#### [Objective]
Only the pictures stay out; every record is to be quoted exactly.

:::::

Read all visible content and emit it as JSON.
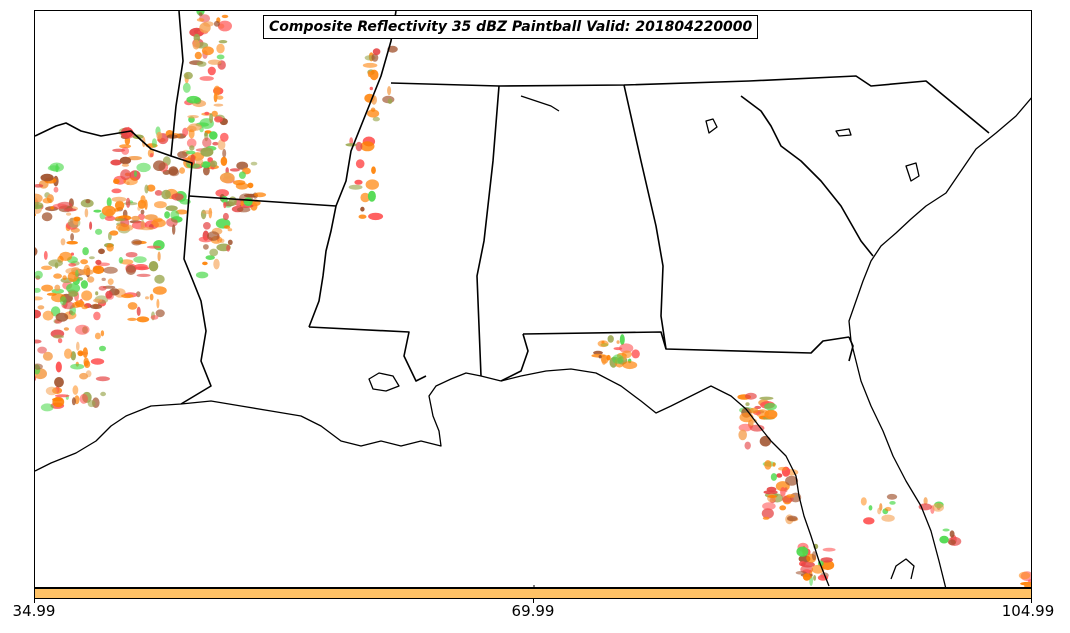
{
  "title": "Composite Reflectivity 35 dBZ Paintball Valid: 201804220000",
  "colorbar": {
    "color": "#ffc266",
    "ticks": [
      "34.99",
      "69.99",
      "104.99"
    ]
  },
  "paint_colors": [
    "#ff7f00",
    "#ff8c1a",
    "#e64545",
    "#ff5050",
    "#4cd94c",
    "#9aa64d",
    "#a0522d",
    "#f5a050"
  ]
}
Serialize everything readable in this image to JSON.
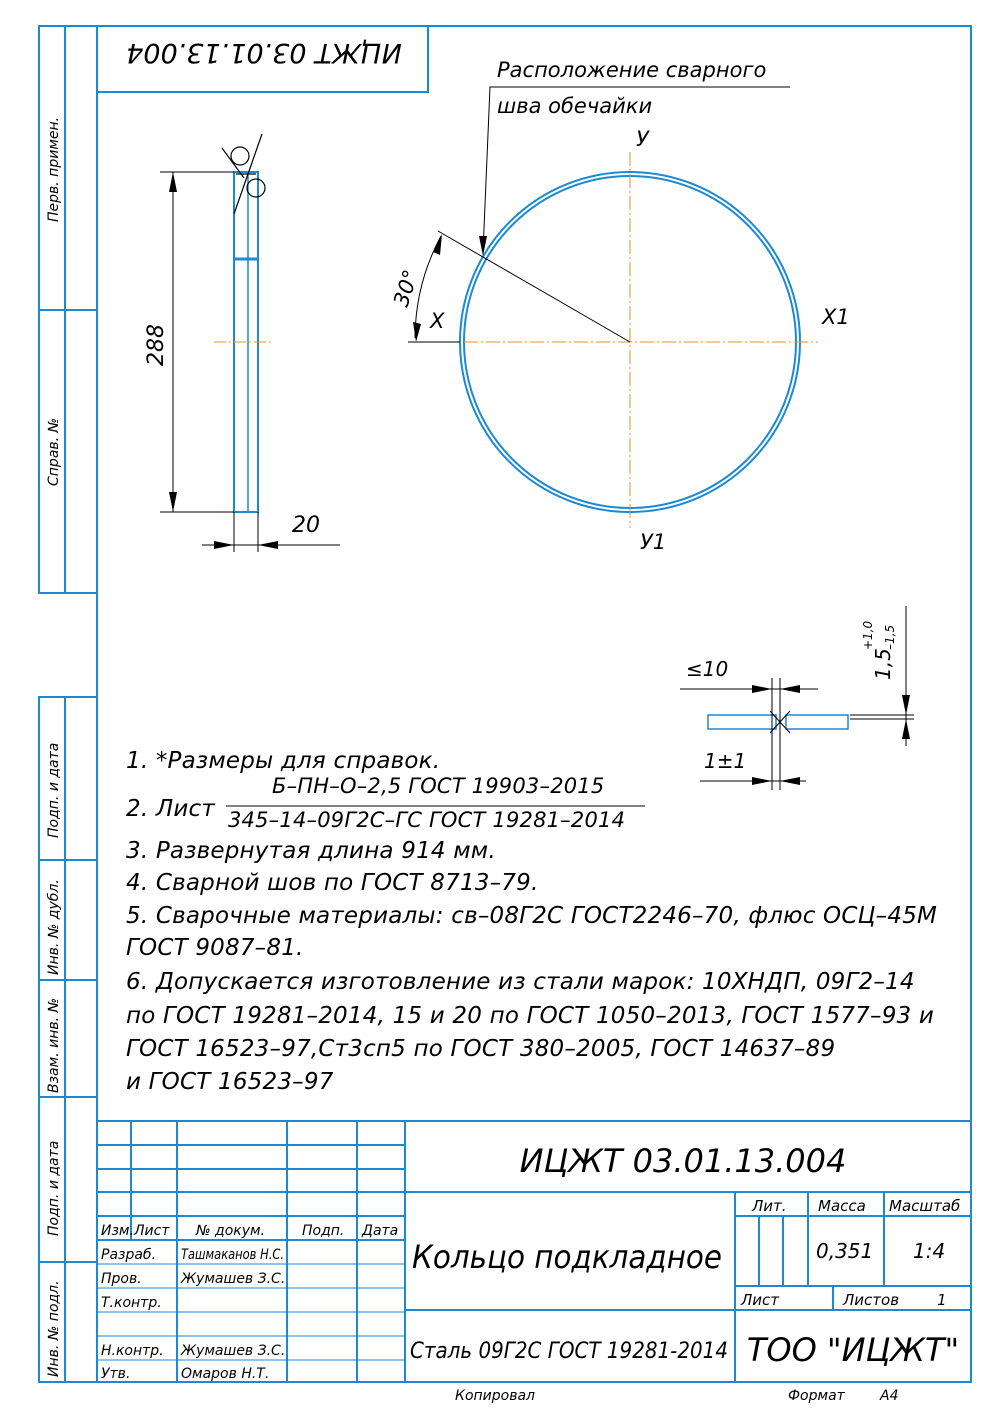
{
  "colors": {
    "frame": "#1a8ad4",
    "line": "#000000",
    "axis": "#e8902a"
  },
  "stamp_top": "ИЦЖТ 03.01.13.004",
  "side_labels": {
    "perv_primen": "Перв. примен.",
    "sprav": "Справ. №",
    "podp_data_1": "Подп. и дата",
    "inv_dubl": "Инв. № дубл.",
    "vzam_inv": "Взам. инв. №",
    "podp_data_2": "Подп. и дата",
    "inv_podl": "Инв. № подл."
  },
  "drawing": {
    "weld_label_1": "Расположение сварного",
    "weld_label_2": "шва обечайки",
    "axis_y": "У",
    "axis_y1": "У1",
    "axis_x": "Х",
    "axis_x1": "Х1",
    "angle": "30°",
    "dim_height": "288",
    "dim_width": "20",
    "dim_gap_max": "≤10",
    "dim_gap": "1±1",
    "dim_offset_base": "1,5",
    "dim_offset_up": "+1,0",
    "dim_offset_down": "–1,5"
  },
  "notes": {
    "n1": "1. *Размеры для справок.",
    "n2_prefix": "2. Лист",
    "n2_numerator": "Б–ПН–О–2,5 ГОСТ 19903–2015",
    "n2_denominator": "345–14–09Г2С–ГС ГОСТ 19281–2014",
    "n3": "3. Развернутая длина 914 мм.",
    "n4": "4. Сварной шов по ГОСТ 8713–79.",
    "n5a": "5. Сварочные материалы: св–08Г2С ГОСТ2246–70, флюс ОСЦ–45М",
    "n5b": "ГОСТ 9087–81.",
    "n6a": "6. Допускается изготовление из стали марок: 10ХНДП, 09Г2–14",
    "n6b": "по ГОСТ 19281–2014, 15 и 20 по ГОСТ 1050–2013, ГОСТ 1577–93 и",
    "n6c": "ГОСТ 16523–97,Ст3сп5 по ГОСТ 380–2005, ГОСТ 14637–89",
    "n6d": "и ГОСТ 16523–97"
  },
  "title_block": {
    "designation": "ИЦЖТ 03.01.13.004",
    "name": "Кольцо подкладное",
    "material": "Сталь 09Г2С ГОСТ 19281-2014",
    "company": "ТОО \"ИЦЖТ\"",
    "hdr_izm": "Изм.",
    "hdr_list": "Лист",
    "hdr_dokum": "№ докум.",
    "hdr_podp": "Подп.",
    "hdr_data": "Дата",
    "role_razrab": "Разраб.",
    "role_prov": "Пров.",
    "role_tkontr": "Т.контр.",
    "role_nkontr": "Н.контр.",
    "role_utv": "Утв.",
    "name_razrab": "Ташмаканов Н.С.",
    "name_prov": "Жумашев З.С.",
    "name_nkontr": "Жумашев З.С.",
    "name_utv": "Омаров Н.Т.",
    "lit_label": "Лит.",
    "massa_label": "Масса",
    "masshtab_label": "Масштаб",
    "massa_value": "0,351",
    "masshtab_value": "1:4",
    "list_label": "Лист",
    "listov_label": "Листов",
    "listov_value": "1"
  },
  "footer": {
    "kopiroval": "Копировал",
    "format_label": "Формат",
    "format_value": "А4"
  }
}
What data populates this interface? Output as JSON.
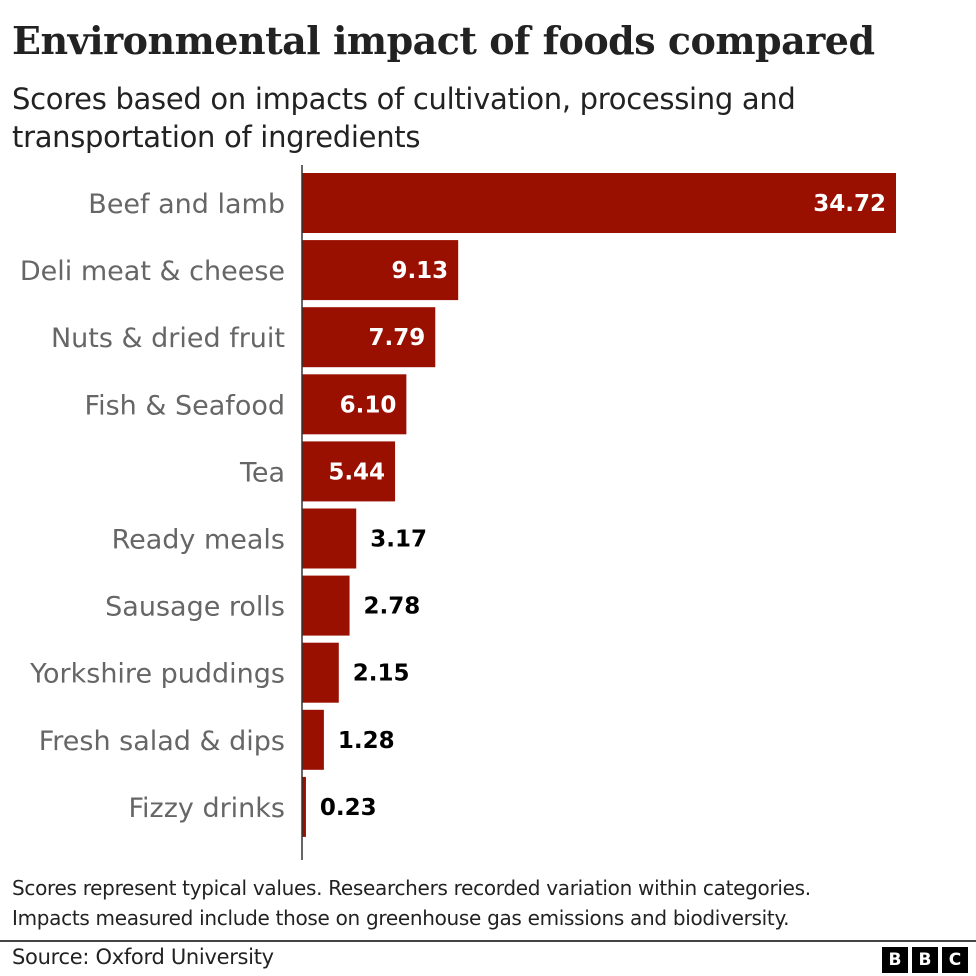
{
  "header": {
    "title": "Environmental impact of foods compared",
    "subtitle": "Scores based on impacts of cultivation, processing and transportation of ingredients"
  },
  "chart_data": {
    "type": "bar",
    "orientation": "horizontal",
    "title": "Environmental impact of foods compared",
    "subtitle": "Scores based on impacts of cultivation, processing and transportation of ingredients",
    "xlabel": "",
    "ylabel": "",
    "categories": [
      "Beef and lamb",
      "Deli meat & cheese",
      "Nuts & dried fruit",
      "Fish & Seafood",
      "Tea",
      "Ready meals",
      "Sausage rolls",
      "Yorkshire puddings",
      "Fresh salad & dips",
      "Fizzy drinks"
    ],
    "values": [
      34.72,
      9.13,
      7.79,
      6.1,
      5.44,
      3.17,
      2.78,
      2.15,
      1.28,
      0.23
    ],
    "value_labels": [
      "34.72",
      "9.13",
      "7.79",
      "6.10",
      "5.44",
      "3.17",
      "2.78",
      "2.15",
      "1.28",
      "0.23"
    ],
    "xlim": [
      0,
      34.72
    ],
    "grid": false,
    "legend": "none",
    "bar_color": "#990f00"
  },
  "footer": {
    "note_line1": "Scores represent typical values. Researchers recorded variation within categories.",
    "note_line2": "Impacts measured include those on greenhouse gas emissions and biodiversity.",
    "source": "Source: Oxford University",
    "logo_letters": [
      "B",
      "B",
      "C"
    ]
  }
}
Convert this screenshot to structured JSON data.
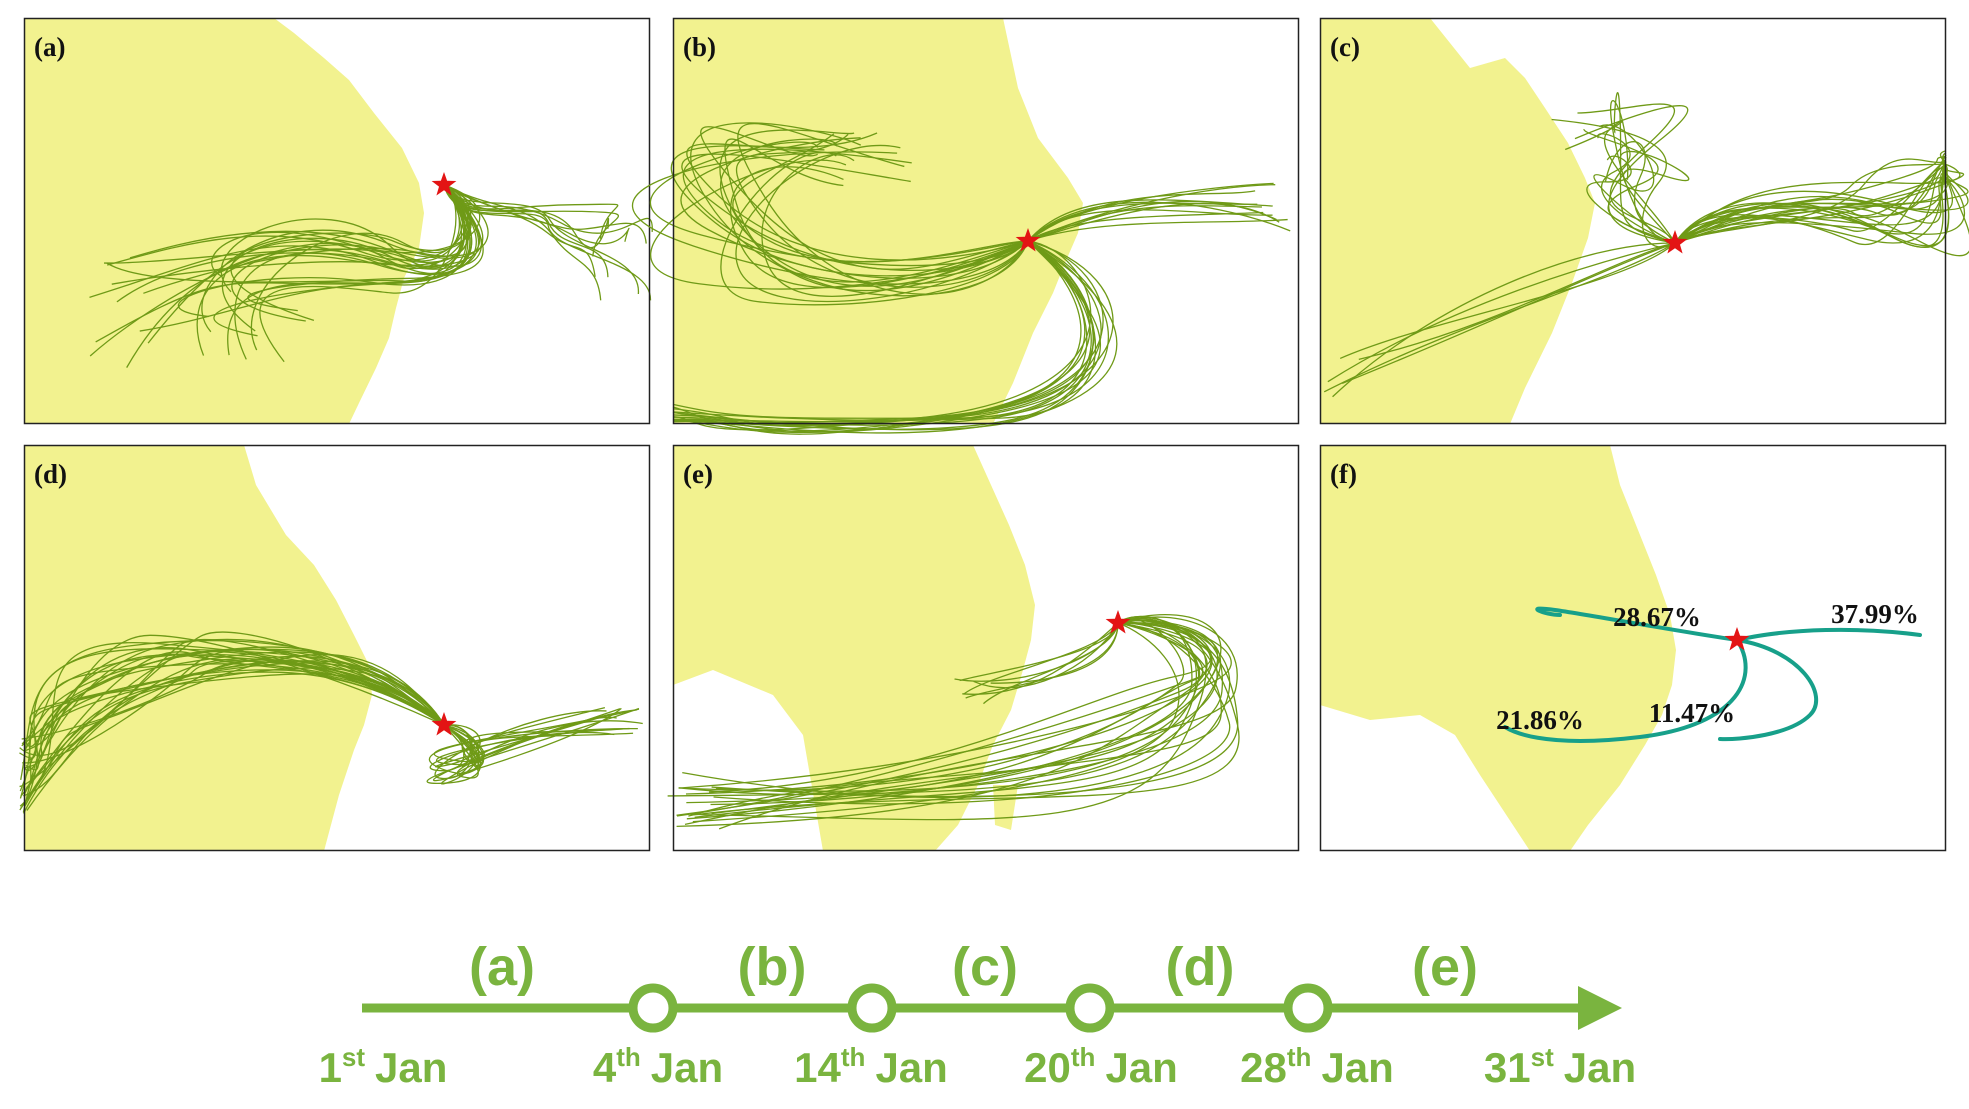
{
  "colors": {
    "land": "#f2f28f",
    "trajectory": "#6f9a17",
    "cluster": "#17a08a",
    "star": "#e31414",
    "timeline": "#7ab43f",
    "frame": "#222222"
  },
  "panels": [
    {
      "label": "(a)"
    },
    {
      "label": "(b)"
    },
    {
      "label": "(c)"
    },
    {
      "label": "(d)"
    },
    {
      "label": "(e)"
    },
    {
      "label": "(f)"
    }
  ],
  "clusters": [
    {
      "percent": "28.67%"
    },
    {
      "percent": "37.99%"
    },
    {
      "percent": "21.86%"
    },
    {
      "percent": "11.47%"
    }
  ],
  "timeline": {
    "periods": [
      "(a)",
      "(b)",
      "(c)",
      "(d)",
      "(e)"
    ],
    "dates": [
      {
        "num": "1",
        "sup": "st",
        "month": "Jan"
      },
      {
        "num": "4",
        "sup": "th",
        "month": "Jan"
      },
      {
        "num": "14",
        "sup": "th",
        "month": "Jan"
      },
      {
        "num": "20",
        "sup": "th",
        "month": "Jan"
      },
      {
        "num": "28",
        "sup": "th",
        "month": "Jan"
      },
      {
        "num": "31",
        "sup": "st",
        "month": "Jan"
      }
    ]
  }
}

:::::

#### [Written reply]
Read all visible content and emit it as JSON.
{
  "title": "Composite Reflectivity 35 dBZ Paintball Valid: 201804220000",
  "colorbar": {
    "color": "#ffc266",
    "ticks": [
      "34.99",
      "69.99",
      "104.99"
    ]
  },
  "paint_colors": [
    "#ff7f00",
    "#ff8c1a",
    "#e64545",
    "#ff5050",
    "#4cd94c",
    "#9aa64d",
    "#a0522d",
    "#f5a050"
  ]
}
Serialize everything readable in this image to JSON.
{
  "colors": {
    "frame": "#1a8ad4",
    "line": "#000000",
    "axis": "#e8902a"
  },
  "stamp_top": "ИЦЖТ 03.01.13.004",
  "side_labels": {
    "perv_primen": "Перв. примен.",
    "sprav": "Справ. №",
    "podp_data_1": "Подп. и дата",
    "inv_dubl": "Инв. № дубл.",
    "vzam_inv": "Взам. инв. №",
    "podp_data_2": "Подп. и дата",
    "inv_podl": "Инв. № подл."
  },
  "drawing": {
    "weld_label_1": "Расположение сварного",
    "weld_label_2": "шва обечайки",
    "axis_y": "У",
    "axis_y1": "У1",
    "axis_x": "Х",
    "axis_x1": "Х1",
    "angle": "30°",
    "dim_height": "288",
    "dim_width": "20",
    "dim_gap_max": "≤10",
    "dim_gap": "1±1",
    "dim_offset_base": "1,5",
    "dim_offset_up": "+1,0",
    "dim_offset_down": "–1,5"
  },
  "notes": {
    "n1": "1. *Размеры для справок.",
    "n2_prefix": "2. Лист",
    "n2_numerator": "Б–ПН–О–2,5 ГОСТ 19903–2015",
    "n2_denominator": "345–14–09Г2С–ГС ГОСТ 19281–2014",
    "n3": "3. Развернутая длина 914 мм.",
    "n4": "4. Сварной шов по ГОСТ 8713–79.",
    "n5a": "5. Сварочные материалы: св–08Г2С ГОСТ2246–70, флюс ОСЦ–45М",
    "n5b": "ГОСТ 9087–81.",
    "n6a": "6. Допускается изготовление из стали марок: 10ХНДП, 09Г2–14",
    "n6b": "по ГОСТ 19281–2014, 15 и 20 по ГОСТ 1050–2013, ГОСТ 1577–93 и",
    "n6c": "ГОСТ 16523–97,Ст3сп5 по ГОСТ 380–2005, ГОСТ 14637–89",
    "n6d": "и ГОСТ 16523–97"
  },
  "title_block": {
    "designation": "ИЦЖТ 03.01.13.004",
    "name": "Кольцо подкладное",
    "material": "Сталь 09Г2С ГОСТ 19281-2014",
    "company": "ТОО \"ИЦЖТ\"",
    "hdr_izm": "Изм.",
    "hdr_list": "Лист",
    "hdr_dokum": "№ докум.",
    "hdr_podp": "Подп.",
    "hdr_data": "Дата",
    "role_razrab": "Разраб.",
    "role_prov": "Пров.",
    "role_tkontr": "Т.контр.",
    "role_nkontr": "Н.контр.",
    "role_utv": "Утв.",
    "name_razrab": "Ташмаканов Н.С.",
    "name_prov": "Жумашев З.С.",
    "name_nkontr": "Жумашев З.С.",
    "name_utv": "Омаров Н.Т.",
    "lit_label": "Лит.",
    "massa_label": "Масса",
    "masshtab_label": "Масштаб",
    "massa_value": "0,351",
    "masshtab_value": "1:4",
    "list_label": "Лист",
    "listov_label": "Листов",
    "listov_value": "1"
  },
  "footer": {
    "kopiroval": "Копировал",
    "format_label": "Формат",
    "format_value": "А4"
  }
}
What data populates this interface? Output as JSON.
{
  "header": {
    "title": "Environmental impact of foods compared",
    "subtitle": "Scores based on impacts of cultivation, processing and transportation of ingredients"
  },
  "chart_data": {
    "type": "bar",
    "orientation": "horizontal",
    "title": "Environmental impact of foods compared",
    "subtitle": "Scores based on impacts of cultivation, processing and transportation of ingredients",
    "xlabel": "",
    "ylabel": "",
    "categories": [
      "Beef and lamb",
      "Deli meat & cheese",
      "Nuts & dried fruit",
      "Fish & Seafood",
      "Tea",
      "Ready meals",
      "Sausage rolls",
      "Yorkshire puddings",
      "Fresh salad & dips",
      "Fizzy drinks"
    ],
    "values": [
      34.72,
      9.13,
      7.79,
      6.1,
      5.44,
      3.17,
      2.78,
      2.15,
      1.28,
      0.23
    ],
    "value_labels": [
      "34.72",
      "9.13",
      "7.79",
      "6.10",
      "5.44",
      "3.17",
      "2.78",
      "2.15",
      "1.28",
      "0.23"
    ],
    "xlim": [
      0,
      34.72
    ],
    "grid": false,
    "legend": "none",
    "bar_color": "#990f00"
  },
  "footer": {
    "note_line1": "Scores represent typical values. Researchers recorded variation within categories.",
    "note_line2": "Impacts measured include those on greenhouse gas emissions and biodiversity.",
    "source": "Source: Oxford University",
    "logo_letters": [
      "B",
      "B",
      "C"
    ]
  }
}
Convert this screenshot to structured JSON data.
{
  "colors": {
    "land": "#f2f28f",
    "trajectory": "#6f9a17",
    "cluster": "#17a08a",
    "star": "#e31414",
    "timeline": "#7ab43f",
    "frame": "#222222"
  },
  "panels": [
    {
      "label": "(a)"
    },
    {
      "label": "(b)"
    },
    {
      "label": "(c)"
    },
    {
      "label": "(d)"
    },
    {
      "label": "(e)"
    },
    {
      "label": "(f)"
    }
  ],
  "clusters": [
    {
      "percent": "28.67%"
    },
    {
      "percent": "37.99%"
    },
    {
      "percent": "21.86%"
    },
    {
      "percent": "11.47%"
    }
  ],
  "timeline": {
    "periods": [
      "(a)",
      "(b)",
      "(c)",
      "(d)",
      "(e)"
    ],
    "dates": [
      {
        "num": "1",
        "sup": "st",
        "month": "Jan"
      },
      {
        "num": "4",
        "sup": "th",
        "month": "Jan"
      },
      {
        "num": "14",
        "sup": "th",
        "month": "Jan"
      },
      {
        "num": "20",
        "sup": "th",
        "month": "Jan"
      },
      {
        "num": "28",
        "sup": "th",
        "month": "Jan"
      },
      {
        "num": "31",
        "sup": "st",
        "month": "Jan"
      }
    ]
  }
}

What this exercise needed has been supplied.